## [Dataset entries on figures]
________________

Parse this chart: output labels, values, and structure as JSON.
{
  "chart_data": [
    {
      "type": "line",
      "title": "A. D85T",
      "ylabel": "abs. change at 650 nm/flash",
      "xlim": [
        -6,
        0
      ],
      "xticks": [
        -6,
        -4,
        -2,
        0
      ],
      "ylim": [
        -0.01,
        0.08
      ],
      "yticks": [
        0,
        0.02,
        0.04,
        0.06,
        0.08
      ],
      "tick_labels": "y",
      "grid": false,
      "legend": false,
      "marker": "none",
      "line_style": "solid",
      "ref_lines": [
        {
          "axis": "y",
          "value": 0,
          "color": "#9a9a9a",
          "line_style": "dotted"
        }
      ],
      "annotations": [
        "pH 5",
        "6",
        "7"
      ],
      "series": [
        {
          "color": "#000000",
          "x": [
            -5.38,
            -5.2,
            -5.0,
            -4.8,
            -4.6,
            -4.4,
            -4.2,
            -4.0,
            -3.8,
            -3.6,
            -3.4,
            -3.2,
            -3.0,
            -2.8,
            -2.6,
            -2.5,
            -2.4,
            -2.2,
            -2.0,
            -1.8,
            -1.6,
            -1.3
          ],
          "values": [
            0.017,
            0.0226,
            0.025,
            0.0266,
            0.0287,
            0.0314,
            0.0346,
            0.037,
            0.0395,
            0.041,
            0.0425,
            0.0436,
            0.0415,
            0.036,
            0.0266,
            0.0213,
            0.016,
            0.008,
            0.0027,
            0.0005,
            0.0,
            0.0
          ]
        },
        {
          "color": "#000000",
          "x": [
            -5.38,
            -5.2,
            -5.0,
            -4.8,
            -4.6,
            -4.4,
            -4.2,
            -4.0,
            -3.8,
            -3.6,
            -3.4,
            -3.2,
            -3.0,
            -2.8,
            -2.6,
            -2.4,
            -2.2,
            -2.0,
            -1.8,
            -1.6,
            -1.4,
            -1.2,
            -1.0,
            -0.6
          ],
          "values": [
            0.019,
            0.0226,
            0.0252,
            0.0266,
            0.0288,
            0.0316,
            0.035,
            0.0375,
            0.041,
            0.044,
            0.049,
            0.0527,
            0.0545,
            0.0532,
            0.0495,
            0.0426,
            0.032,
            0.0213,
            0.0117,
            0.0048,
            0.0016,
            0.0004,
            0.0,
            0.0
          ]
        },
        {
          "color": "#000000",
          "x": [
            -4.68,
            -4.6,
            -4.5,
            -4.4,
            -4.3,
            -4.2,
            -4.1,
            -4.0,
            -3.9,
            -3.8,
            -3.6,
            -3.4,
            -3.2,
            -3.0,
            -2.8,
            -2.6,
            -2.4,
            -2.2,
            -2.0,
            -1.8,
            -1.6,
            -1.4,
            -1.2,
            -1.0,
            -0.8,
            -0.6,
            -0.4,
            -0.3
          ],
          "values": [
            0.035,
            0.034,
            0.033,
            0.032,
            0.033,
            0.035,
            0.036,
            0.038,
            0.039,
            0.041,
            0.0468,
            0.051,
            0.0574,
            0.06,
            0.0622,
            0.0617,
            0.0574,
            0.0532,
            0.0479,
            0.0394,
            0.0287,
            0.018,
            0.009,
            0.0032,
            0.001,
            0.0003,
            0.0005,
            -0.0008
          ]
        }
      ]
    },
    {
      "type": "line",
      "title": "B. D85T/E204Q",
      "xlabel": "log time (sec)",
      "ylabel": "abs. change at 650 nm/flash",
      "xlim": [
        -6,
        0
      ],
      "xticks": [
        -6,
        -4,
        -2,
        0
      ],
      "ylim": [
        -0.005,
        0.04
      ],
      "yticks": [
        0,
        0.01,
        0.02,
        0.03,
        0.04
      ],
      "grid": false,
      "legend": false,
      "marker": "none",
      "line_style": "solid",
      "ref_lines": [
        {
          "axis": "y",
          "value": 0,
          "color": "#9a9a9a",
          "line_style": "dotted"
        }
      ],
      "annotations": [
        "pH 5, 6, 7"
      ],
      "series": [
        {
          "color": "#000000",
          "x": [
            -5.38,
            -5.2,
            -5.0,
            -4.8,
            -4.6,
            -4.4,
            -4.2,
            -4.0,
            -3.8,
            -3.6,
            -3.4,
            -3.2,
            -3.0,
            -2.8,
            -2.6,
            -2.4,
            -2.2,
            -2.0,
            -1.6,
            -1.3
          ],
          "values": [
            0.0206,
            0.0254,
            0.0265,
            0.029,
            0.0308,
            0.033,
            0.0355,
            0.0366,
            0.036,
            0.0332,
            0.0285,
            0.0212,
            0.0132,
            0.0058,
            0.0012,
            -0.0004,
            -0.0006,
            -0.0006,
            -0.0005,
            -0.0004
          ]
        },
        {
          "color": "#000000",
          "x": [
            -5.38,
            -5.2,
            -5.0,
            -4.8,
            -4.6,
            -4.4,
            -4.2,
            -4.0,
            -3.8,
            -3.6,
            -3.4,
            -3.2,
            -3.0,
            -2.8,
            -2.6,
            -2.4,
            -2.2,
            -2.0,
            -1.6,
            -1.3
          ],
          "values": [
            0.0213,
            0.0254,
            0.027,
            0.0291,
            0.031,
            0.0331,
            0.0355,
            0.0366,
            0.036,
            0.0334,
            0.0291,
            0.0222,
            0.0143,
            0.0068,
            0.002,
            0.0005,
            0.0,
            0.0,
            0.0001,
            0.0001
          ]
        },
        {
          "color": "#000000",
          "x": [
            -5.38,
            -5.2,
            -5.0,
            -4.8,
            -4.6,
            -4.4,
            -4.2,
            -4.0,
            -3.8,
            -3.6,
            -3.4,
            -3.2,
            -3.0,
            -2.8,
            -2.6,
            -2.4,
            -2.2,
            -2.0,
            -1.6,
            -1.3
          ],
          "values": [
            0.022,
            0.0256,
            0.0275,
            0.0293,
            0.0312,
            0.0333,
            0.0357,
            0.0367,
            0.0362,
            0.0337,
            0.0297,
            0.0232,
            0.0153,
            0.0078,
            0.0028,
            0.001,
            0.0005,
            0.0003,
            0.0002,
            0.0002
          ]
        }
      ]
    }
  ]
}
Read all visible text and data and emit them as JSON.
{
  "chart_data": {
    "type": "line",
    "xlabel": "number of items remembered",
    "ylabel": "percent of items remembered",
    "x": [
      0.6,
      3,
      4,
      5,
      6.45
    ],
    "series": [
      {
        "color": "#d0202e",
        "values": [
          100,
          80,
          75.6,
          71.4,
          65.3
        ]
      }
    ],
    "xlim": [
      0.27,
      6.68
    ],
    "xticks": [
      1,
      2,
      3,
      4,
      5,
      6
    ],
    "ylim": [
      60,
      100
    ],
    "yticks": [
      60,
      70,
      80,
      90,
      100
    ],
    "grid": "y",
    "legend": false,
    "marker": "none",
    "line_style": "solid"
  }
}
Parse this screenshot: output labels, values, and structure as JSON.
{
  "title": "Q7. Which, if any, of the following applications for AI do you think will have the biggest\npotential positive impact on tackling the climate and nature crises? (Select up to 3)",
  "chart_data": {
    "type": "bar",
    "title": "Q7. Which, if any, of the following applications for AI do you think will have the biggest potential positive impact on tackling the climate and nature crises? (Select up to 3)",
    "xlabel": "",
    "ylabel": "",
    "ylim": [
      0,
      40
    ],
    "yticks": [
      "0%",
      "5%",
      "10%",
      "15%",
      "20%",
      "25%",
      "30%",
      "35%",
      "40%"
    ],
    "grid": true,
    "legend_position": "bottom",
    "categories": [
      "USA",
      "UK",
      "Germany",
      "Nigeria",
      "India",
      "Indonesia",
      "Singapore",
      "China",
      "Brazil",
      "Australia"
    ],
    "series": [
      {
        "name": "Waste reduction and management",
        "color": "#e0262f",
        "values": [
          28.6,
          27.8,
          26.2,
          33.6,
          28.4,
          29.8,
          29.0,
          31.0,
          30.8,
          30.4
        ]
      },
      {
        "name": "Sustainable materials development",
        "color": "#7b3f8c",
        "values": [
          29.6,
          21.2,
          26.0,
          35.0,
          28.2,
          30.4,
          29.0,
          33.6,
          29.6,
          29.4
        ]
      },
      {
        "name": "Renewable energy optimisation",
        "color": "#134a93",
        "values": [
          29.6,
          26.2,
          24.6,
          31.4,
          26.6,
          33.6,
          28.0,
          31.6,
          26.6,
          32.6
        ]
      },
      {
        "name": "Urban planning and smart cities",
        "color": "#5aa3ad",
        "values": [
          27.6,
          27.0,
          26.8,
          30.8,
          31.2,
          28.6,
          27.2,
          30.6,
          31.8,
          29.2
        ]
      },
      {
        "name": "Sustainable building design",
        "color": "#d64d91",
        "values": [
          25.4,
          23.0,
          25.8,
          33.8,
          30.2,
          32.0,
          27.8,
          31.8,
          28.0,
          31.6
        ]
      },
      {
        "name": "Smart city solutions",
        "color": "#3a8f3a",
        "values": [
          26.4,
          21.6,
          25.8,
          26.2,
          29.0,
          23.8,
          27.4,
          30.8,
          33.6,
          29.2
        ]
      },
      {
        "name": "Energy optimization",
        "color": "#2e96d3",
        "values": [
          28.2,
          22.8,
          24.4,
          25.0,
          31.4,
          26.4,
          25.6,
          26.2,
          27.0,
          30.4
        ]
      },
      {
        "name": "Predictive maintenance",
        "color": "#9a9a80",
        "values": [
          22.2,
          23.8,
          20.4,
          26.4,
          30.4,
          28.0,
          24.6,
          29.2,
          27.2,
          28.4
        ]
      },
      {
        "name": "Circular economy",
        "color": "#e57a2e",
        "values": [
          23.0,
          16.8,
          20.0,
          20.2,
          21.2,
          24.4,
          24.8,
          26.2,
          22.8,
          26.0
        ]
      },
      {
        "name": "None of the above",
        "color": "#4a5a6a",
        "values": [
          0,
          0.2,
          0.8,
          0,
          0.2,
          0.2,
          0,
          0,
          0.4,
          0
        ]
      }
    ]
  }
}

________________

## [SET PROBLEM]
Select every line of the material above holding the word "remembered" and copy it.

## [EXERCISE OUTPUT]
    "xlabel": "number of items remembered",
    "ylabel": "percent of items remembered",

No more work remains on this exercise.